§ TASK
Restate the records below word for word, and omit the images they hold.

§ INFORMATION PROVIDED
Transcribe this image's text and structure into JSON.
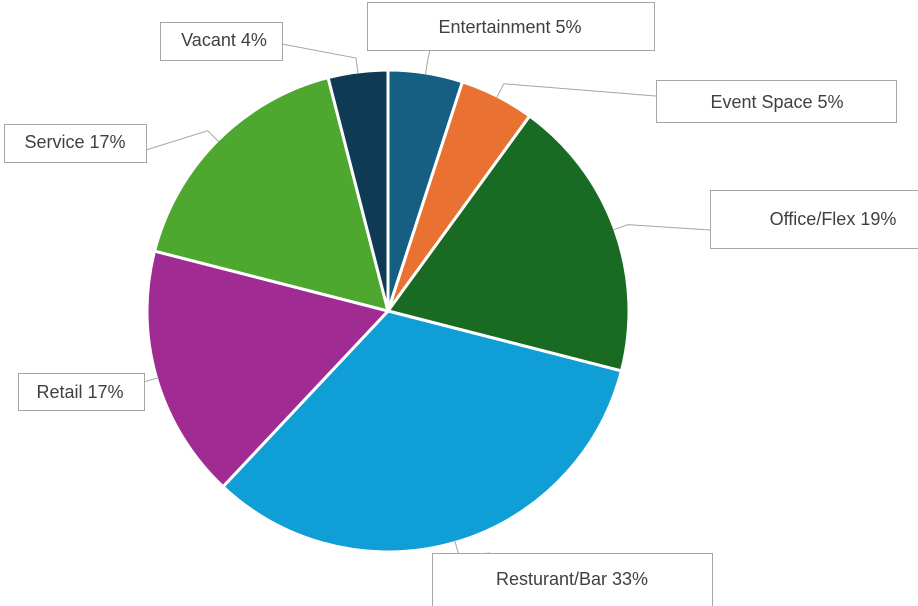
{
  "chart_data": {
    "type": "pie",
    "categories": [
      "Entertainment",
      "Event Space",
      "Office/Flex",
      "Resturant/Bar",
      "Retail",
      "Service",
      "Vacant"
    ],
    "values": [
      5,
      5,
      19,
      33,
      17,
      17,
      4
    ],
    "value_labels": [
      "5%",
      "5%",
      "19%",
      "33%",
      "17%",
      "17%",
      "4%"
    ],
    "colors": [
      "#156082",
      "#e97132",
      "#196b24",
      "#0f9ed5",
      "#a02b93",
      "#4ea72e",
      "#0e3a54"
    ]
  }
}
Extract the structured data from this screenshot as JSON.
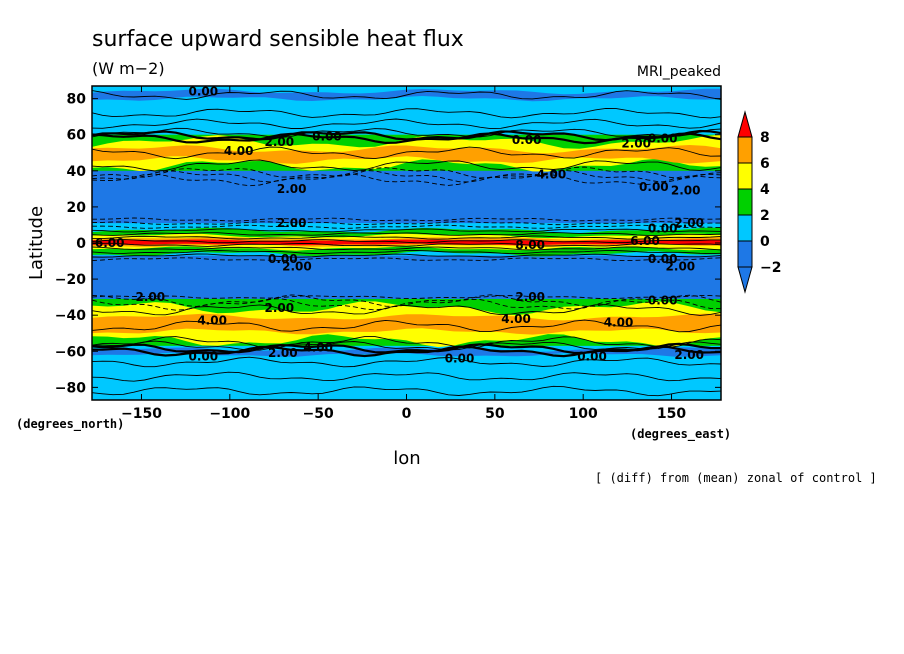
{
  "chart_data": {
    "type": "heatmap",
    "title": "surface upward sensible heat flux",
    "units": "(W m−2)",
    "model_label": "MRI_peaked",
    "xlabel": "lon",
    "ylabel": "Latitude",
    "x_unit_label": "(degrees_east)",
    "y_unit_label": "(degrees_north)",
    "note": "[ (diff) from (mean) zonal of control ]",
    "xlim": [
      -178,
      178
    ],
    "ylim": [
      -87,
      87
    ],
    "x_ticks": [
      -150,
      -100,
      -50,
      0,
      50,
      100,
      150
    ],
    "x_tick_labels": [
      "−150",
      "−100",
      "−50",
      "0",
      "50",
      "100",
      "150"
    ],
    "y_ticks": [
      80,
      60,
      40,
      20,
      0,
      -20,
      -40,
      -60,
      -80
    ],
    "y_tick_labels": [
      "80",
      "60",
      "40",
      "20",
      "0",
      "−20",
      "−40",
      "−60",
      "−80"
    ],
    "colorbar": {
      "levels": [
        -2,
        0,
        2,
        4,
        6,
        8
      ],
      "level_labels": [
        "−2",
        "0",
        "2",
        "4",
        "6",
        "8"
      ],
      "colors": [
        "#1e78e6",
        "#00c8ff",
        "#00d000",
        "#ffff00",
        "#ffa000",
        "#ff0000"
      ],
      "extend": "both"
    },
    "colors": {
      "below_neg2": "#1e78e6",
      "neg2_to_0": "#1e78e6",
      "zero_to_2": "#00c8ff",
      "two_to_4": "#00d000",
      "four_to_6": "#ffff00",
      "six_to_8": "#ffa000",
      "above_8": "#ff0000"
    },
    "zonal_bands": [
      {
        "lat_from": 87,
        "lat_to": 60,
        "value_range": "0 to 2"
      },
      {
        "lat_from": 60,
        "lat_to": 40,
        "value_range": "2 to 6"
      },
      {
        "lat_from": 40,
        "lat_to": 10,
        "value_range": "below -2"
      },
      {
        "lat_from": 10,
        "lat_to": -8,
        "value_range": "-2 to 10 (peak near equator)"
      },
      {
        "lat_from": -8,
        "lat_to": -33,
        "value_range": "below -2"
      },
      {
        "lat_from": -33,
        "lat_to": -58,
        "value_range": "2 to 6"
      },
      {
        "lat_from": -58,
        "lat_to": -87,
        "value_range": "0 to 2"
      }
    ],
    "contour_labels": [
      {
        "text": "0.00",
        "lon": -115,
        "lat": 84
      },
      {
        "text": "4.00",
        "lon": -95,
        "lat": 51
      },
      {
        "text": "2.00",
        "lon": -72,
        "lat": 56
      },
      {
        "text": "0.00",
        "lon": -45,
        "lat": 59
      },
      {
        "text": "0.00",
        "lon": 68,
        "lat": 57
      },
      {
        "text": "0.00",
        "lon": 145,
        "lat": 58
      },
      {
        "text": "2.00",
        "lon": 130,
        "lat": 55
      },
      {
        "text": "4.00",
        "lon": 82,
        "lat": 38
      },
      {
        "text": "2.00",
        "lon": -65,
        "lat": 30
      },
      {
        "text": "0.00",
        "lon": 140,
        "lat": 31
      },
      {
        "text": "2.00",
        "lon": 158,
        "lat": 29
      },
      {
        "text": "2.00",
        "lon": -65,
        "lat": 11
      },
      {
        "text": "2.00",
        "lon": 160,
        "lat": 11
      },
      {
        "text": "0.00",
        "lon": 145,
        "lat": 8
      },
      {
        "text": "6.00",
        "lon": -168,
        "lat": 0
      },
      {
        "text": "8.00",
        "lon": 70,
        "lat": -1
      },
      {
        "text": "6.00",
        "lon": 135,
        "lat": 1
      },
      {
        "text": "0.00",
        "lon": -70,
        "lat": -9
      },
      {
        "text": "2.00",
        "lon": -62,
        "lat": -13
      },
      {
        "text": "2.00",
        "lon": 155,
        "lat": -13
      },
      {
        "text": "0.00",
        "lon": 145,
        "lat": -9
      },
      {
        "text": "2.00",
        "lon": -145,
        "lat": -30
      },
      {
        "text": "2.00",
        "lon": 70,
        "lat": -30
      },
      {
        "text": "0.00",
        "lon": 145,
        "lat": -32
      },
      {
        "text": "2.00",
        "lon": -72,
        "lat": -36
      },
      {
        "text": "4.00",
        "lon": -110,
        "lat": -43
      },
      {
        "text": "4.00",
        "lon": 62,
        "lat": -42
      },
      {
        "text": "4.00",
        "lon": 120,
        "lat": -44
      },
      {
        "text": "4.00",
        "lon": -50,
        "lat": -58
      },
      {
        "text": "2.00",
        "lon": -70,
        "lat": -61
      },
      {
        "text": "0.00",
        "lon": -115,
        "lat": -63
      },
      {
        "text": "0.00",
        "lon": 30,
        "lat": -64
      },
      {
        "text": "0.00",
        "lon": 105,
        "lat": -63
      },
      {
        "text": "2.00",
        "lon": 160,
        "lat": -62
      }
    ]
  }
}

§ REPLY
Transcribe this image's text and structure into JSON.
{
  "chart_data": {
    "type": "pie",
    "categories": [
      "Entertainment",
      "Event Space",
      "Office/Flex",
      "Resturant/Bar",
      "Retail",
      "Service",
      "Vacant"
    ],
    "values": [
      5,
      5,
      19,
      33,
      17,
      17,
      4
    ],
    "value_labels": [
      "5%",
      "5%",
      "19%",
      "33%",
      "17%",
      "17%",
      "4%"
    ],
    "colors": [
      "#156082",
      "#e97132",
      "#196b24",
      "#0f9ed5",
      "#a02b93",
      "#4ea72e",
      "#0e3a54"
    ]
  }
}
Extract the structured data from this screenshot as JSON.
{
  "chart_data": {
    "type": "heatmap",
    "title": "surface upward sensible heat flux",
    "units": "(W m−2)",
    "model_label": "MRI_peaked",
    "xlabel": "lon",
    "ylabel": "Latitude",
    "x_unit_label": "(degrees_east)",
    "y_unit_label": "(degrees_north)",
    "note": "[ (diff) from (mean) zonal of control ]",
    "xlim": [
      -178,
      178
    ],
    "ylim": [
      -87,
      87
    ],
    "x_ticks": [
      -150,
      -100,
      -50,
      0,
      50,
      100,
      150
    ],
    "x_tick_labels": [
      "−150",
      "−100",
      "−50",
      "0",
      "50",
      "100",
      "150"
    ],
    "y_ticks": [
      80,
      60,
      40,
      20,
      0,
      -20,
      -40,
      -60,
      -80
    ],
    "y_tick_labels": [
      "80",
      "60",
      "40",
      "20",
      "0",
      "−20",
      "−40",
      "−60",
      "−80"
    ],
    "colorbar": {
      "levels": [
        -2,
        0,
        2,
        4,
        6,
        8
      ],
      "level_labels": [
        "−2",
        "0",
        "2",
        "4",
        "6",
        "8"
      ],
      "colors": [
        "#1e78e6",
        "#00c8ff",
        "#00d000",
        "#ffff00",
        "#ffa000",
        "#ff0000"
      ],
      "extend": "both"
    },
    "colors": {
      "below_neg2": "#1e78e6",
      "neg2_to_0": "#1e78e6",
      "zero_to_2": "#00c8ff",
      "two_to_4": "#00d000",
      "four_to_6": "#ffff00",
      "six_to_8": "#ffa000",
      "above_8": "#ff0000"
    },
    "zonal_bands": [
      {
        "lat_from": 87,
        "lat_to": 60,
        "value_range": "0 to 2"
      },
      {
        "lat_from": 60,
        "lat_to": 40,
        "value_range": "2 to 6"
      },
      {
        "lat_from": 40,
        "lat_to": 10,
        "value_range": "below -2"
      },
      {
        "lat_from": 10,
        "lat_to": -8,
        "value_range": "-2 to 10 (peak near equator)"
      },
      {
        "lat_from": -8,
        "lat_to": -33,
        "value_range": "below -2"
      },
      {
        "lat_from": -33,
        "lat_to": -58,
        "value_range": "2 to 6"
      },
      {
        "lat_from": -58,
        "lat_to": -87,
        "value_range": "0 to 2"
      }
    ],
    "contour_labels": [
      {
        "text": "0.00",
        "lon": -115,
        "lat": 84
      },
      {
        "text": "4.00",
        "lon": -95,
        "lat": 51
      },
      {
        "text": "2.00",
        "lon": -72,
        "lat": 56
      },
      {
        "text": "0.00",
        "lon": -45,
        "lat": 59
      },
      {
        "text": "0.00",
        "lon": 68,
        "lat": 57
      },
      {
        "text": "0.00",
        "lon": 145,
        "lat": 58
      },
      {
        "text": "2.00",
        "lon": 130,
        "lat": 55
      },
      {
        "text": "4.00",
        "lon": 82,
        "lat": 38
      },
      {
        "text": "2.00",
        "lon": -65,
        "lat": 30
      },
      {
        "text": "0.00",
        "lon": 140,
        "lat": 31
      },
      {
        "text": "2.00",
        "lon": 158,
        "lat": 29
      },
      {
        "text": "2.00",
        "lon": -65,
        "lat": 11
      },
      {
        "text": "2.00",
        "lon": 160,
        "lat": 11
      },
      {
        "text": "0.00",
        "lon": 145,
        "lat": 8
      },
      {
        "text": "6.00",
        "lon": -168,
        "lat": 0
      },
      {
        "text": "8.00",
        "lon": 70,
        "lat": -1
      },
      {
        "text": "6.00",
        "lon": 135,
        "lat": 1
      },
      {
        "text": "0.00",
        "lon": -70,
        "lat": -9
      },
      {
        "text": "2.00",
        "lon": -62,
        "lat": -13
      },
      {
        "text": "2.00",
        "lon": 155,
        "lat": -13
      },
      {
        "text": "0.00",
        "lon": 145,
        "lat": -9
      },
      {
        "text": "2.00",
        "lon": -145,
        "lat": -30
      },
      {
        "text": "2.00",
        "lon": 70,
        "lat": -30
      },
      {
        "text": "0.00",
        "lon": 145,
        "lat": -32
      },
      {
        "text": "2.00",
        "lon": -72,
        "lat": -36
      },
      {
        "text": "4.00",
        "lon": -110,
        "lat": -43
      },
      {
        "text": "4.00",
        "lon": 62,
        "lat": -42
      },
      {
        "text": "4.00",
        "lon": 120,
        "lat": -44
      },
      {
        "text": "4.00",
        "lon": -50,
        "lat": -58
      },
      {
        "text": "2.00",
        "lon": -70,
        "lat": -61
      },
      {
        "text": "0.00",
        "lon": -115,
        "lat": -63
      },
      {
        "text": "0.00",
        "lon": 30,
        "lat": -64
      },
      {
        "text": "0.00",
        "lon": 105,
        "lat": -63
      },
      {
        "text": "2.00",
        "lon": 160,
        "lat": -62
      }
    ]
  }
}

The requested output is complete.